[Provided passage]

These are obviously centred in the, well, the centre. That core blob starts around 6 St/6 Ave and continues along 4th and 5th Streets, and east-west along 11th and 12th Avenues in the Beltline. This makes sense; this is the area with the most nearby destinations.
The “long” remainder are 24.4% of trips; these involve an average distance of 2.3 km from origin to destination, and an average scooter trip of 3.0 km over 17.1 minutes; these are much more efficient in general than the shorter trips. These are the set of trips where it begins to be plausible that a car trip is being replaced. But about half of these trips are not that much longer, falling in the 1.5km to 2km range; only 12.5% of e-scooter trips involved a network distance of over 2 km. Here’s where they start:

Here’s some of the best arguments for e-scooters as a transportation mechanism; high shares of these long trips are from areas like Inglewood, Sunalta, Bankview, 14th St S, 16th Ave and Erlton; mostly residential areas towards the perimeter of the densest parts of the city. Many of these areas have relatively good transit to the downtown; on one hand, this suggests that e-scooters might be taking trips from transit, on the other hand, it might suggest that the high cost of a transit fare for a relatively short trip is less competitive. By Marda Loop, the share of long trips has dropped somewhat, suggesting there’s a limit to how far someone will use an e-scooter.
What are they good for?
The question that arose for me was “are e-scooters a transportation system or a leisure system”? The discussion in Calgary has been almost entirely around transportation — the first thing on the Lime website is the slogan “Smart Mobility for the Urban Commuter”. Here’s the split of scooter trips by my typology again.

[/Provided passage]

Exercise tasks:
a. Reproduce the e-scooter trip passage from "Here’s some of" up to and including "use an e-scooter.".
b. According to the e-scooter trip passage, why does it make sense that the core cluster of trips sits in the center of the city?
The lines that come after the e-scooter trip passage are separate material unrelated to it.

[Given information]

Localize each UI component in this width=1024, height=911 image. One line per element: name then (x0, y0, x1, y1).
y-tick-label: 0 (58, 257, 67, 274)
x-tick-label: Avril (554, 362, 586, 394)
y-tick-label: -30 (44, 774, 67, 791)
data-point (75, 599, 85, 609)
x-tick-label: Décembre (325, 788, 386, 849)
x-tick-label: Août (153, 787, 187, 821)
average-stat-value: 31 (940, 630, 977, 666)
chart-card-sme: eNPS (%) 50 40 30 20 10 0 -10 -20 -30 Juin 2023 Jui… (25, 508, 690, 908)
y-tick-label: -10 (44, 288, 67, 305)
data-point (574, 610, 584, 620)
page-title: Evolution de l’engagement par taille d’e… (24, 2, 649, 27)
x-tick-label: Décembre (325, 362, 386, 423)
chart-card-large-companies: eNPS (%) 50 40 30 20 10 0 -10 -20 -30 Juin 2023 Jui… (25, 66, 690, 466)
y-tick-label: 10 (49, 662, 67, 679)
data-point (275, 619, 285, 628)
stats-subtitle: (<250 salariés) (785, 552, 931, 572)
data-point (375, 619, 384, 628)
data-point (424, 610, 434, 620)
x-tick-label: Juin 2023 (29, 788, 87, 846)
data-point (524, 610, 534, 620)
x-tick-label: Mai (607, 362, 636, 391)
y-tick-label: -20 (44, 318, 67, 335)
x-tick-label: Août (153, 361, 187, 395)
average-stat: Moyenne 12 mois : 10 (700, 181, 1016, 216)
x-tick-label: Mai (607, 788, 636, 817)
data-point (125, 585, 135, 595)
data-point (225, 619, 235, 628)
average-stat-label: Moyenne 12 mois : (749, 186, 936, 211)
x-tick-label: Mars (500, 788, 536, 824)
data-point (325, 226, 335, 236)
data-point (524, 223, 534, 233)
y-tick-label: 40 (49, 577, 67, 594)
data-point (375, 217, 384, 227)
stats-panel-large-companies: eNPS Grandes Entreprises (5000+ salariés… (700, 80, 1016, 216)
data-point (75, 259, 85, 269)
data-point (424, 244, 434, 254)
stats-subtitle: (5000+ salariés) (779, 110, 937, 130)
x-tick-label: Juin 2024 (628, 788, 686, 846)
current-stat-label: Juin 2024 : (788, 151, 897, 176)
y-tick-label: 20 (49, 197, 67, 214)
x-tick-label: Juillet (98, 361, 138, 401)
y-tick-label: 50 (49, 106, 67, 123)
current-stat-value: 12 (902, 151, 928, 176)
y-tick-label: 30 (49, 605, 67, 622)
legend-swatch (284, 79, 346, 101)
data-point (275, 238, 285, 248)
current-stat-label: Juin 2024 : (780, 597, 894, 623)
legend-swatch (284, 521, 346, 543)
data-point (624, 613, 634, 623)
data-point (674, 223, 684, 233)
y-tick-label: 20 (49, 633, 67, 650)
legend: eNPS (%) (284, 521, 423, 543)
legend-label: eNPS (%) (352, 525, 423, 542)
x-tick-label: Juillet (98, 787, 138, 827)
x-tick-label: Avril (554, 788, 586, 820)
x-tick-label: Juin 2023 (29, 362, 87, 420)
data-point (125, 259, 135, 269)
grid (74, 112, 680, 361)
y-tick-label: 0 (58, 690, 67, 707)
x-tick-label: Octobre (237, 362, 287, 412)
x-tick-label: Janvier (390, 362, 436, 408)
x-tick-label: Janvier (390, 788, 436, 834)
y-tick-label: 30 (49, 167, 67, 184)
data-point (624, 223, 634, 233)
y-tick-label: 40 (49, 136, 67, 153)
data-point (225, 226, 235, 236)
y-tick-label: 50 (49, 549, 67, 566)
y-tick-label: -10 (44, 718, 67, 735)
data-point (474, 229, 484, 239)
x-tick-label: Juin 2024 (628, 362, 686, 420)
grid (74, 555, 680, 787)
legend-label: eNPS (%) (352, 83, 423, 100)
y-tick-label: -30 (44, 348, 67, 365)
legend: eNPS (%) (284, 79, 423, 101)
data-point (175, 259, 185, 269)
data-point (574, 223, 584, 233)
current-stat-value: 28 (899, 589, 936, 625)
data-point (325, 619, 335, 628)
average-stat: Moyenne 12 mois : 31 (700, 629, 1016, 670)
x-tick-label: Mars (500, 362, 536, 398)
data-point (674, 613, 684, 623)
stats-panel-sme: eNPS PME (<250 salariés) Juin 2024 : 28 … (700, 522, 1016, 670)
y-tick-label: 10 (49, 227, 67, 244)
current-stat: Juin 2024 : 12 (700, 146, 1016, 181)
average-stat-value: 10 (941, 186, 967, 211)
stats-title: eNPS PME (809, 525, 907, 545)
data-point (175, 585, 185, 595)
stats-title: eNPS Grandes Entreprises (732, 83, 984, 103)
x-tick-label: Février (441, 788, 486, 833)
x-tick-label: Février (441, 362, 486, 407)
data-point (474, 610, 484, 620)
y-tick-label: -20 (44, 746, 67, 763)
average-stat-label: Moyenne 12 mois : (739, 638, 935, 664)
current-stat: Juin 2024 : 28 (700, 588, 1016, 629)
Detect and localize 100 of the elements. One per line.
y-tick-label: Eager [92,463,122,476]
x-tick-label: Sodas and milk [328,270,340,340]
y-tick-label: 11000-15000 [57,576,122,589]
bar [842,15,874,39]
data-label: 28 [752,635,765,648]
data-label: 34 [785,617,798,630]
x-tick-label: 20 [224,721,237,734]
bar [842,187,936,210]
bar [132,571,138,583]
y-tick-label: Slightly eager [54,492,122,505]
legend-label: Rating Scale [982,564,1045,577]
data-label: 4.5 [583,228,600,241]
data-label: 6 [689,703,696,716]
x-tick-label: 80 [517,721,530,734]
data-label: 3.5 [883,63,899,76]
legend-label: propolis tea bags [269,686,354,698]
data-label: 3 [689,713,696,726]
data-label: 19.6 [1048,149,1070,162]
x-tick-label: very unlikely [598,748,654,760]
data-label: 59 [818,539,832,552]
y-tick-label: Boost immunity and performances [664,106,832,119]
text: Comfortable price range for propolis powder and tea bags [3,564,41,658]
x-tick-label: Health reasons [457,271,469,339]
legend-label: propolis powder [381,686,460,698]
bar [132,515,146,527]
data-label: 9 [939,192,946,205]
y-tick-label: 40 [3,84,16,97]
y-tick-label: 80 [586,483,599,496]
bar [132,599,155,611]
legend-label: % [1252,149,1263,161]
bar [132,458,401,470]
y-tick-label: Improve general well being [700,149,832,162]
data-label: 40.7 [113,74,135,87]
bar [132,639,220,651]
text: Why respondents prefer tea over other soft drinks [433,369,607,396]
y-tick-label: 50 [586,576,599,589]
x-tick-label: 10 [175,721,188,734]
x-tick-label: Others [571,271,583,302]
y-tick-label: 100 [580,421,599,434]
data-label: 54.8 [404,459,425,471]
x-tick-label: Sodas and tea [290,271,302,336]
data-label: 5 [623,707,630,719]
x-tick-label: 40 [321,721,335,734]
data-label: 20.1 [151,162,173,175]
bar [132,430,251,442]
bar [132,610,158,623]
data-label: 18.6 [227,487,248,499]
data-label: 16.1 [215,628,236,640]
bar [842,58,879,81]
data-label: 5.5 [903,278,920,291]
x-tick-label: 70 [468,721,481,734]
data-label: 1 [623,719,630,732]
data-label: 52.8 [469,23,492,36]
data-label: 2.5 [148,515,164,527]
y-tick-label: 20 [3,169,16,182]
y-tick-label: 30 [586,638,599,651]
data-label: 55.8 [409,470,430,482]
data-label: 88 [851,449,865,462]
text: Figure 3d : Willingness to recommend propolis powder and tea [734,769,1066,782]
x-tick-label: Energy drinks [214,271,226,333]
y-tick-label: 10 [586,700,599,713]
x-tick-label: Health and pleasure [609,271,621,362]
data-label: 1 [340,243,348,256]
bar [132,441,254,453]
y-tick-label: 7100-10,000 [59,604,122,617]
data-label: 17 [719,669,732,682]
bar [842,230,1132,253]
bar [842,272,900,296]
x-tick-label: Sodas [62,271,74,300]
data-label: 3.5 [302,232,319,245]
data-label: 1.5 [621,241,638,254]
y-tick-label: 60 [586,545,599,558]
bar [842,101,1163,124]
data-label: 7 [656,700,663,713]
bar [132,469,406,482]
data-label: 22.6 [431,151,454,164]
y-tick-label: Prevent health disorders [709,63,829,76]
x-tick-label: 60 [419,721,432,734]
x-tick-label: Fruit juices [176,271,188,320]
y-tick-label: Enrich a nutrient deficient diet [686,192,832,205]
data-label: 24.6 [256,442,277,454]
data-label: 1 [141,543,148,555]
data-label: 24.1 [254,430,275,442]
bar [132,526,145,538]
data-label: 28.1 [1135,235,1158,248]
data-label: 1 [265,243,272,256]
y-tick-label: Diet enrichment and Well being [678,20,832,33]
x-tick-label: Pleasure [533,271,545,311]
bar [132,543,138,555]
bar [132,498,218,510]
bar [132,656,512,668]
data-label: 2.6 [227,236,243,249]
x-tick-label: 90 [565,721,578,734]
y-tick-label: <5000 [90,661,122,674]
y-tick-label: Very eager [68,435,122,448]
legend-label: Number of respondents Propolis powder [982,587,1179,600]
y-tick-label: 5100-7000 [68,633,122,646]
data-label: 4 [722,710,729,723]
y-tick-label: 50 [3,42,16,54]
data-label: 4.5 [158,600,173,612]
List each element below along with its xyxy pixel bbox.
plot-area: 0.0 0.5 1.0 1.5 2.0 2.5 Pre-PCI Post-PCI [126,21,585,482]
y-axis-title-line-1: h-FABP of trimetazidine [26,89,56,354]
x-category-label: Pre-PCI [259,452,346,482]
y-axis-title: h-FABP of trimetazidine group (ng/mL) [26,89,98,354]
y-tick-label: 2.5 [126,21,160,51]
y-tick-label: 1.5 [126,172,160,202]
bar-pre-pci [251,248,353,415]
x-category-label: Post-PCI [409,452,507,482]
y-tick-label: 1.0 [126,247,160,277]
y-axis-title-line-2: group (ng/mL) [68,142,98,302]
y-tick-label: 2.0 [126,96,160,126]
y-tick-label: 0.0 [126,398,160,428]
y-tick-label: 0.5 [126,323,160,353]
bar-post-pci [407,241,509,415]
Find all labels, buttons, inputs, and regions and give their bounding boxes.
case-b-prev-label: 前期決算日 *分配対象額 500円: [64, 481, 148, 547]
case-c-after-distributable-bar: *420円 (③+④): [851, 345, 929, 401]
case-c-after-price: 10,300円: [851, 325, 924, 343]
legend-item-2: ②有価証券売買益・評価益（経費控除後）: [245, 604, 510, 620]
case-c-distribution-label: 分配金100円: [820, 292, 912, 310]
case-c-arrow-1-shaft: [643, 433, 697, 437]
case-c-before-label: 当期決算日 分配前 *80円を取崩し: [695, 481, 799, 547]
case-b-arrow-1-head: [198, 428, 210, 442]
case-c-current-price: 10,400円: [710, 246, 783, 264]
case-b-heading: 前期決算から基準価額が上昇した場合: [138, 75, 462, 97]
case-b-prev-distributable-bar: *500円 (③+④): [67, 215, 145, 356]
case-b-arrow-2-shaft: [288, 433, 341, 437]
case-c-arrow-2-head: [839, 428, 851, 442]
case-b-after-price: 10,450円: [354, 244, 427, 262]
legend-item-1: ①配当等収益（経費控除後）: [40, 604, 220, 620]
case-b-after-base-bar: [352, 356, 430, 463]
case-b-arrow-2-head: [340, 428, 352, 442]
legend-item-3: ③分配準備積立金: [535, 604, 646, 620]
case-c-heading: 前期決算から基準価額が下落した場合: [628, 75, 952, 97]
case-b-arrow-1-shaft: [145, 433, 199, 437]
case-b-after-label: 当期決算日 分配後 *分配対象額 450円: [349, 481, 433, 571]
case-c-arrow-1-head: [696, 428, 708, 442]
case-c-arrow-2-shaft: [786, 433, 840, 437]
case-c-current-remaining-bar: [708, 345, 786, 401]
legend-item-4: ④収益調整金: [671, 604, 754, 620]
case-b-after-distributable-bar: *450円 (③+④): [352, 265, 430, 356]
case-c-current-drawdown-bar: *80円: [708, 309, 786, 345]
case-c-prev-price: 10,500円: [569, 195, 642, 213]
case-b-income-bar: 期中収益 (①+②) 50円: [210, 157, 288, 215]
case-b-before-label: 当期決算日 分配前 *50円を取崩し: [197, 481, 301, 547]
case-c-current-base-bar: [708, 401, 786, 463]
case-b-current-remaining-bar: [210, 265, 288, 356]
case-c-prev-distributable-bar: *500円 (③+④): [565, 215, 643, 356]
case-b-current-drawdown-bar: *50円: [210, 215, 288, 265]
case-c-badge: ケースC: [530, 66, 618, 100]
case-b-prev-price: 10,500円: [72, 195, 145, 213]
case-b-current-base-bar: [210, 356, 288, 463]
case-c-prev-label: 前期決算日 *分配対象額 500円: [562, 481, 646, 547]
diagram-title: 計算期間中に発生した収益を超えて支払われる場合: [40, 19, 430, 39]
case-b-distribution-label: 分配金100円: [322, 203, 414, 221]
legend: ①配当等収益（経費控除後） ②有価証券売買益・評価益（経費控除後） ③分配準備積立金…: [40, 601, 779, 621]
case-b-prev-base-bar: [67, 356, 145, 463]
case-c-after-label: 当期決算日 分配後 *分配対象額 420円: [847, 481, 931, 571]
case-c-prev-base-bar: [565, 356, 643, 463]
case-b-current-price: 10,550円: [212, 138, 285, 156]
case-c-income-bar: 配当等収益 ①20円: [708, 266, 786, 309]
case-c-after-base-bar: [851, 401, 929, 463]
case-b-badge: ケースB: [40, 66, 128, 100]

[/Given information]

Task answers:
a.
Here’s some of the best arguments for e-scooters as a transportation mechanism; high shares of these long trips are from areas like Inglewood, Sunalta, Bankview, 14th St S, 16th Ave and Erlton; mostly residential areas towards the perimeter of the densest parts of the city. Many of these areas have relatively good transit to the downtown; on one hand, this suggests that e-scooters might be taking trips from transit, on the other hand, it might suggest that the high cost of a transit fare for a relatively short trip is less competitive. By Marda Loop, the share of long trips has dropped somewhat, suggesting there’s a limit to how far someone will use an e-scooter.

b. It makes sense because that central area, starting around 6 St/6 Ave and running along 4th and 5th Streets and 11th and 12th Avenues in the Beltline, has the most nearby destinations.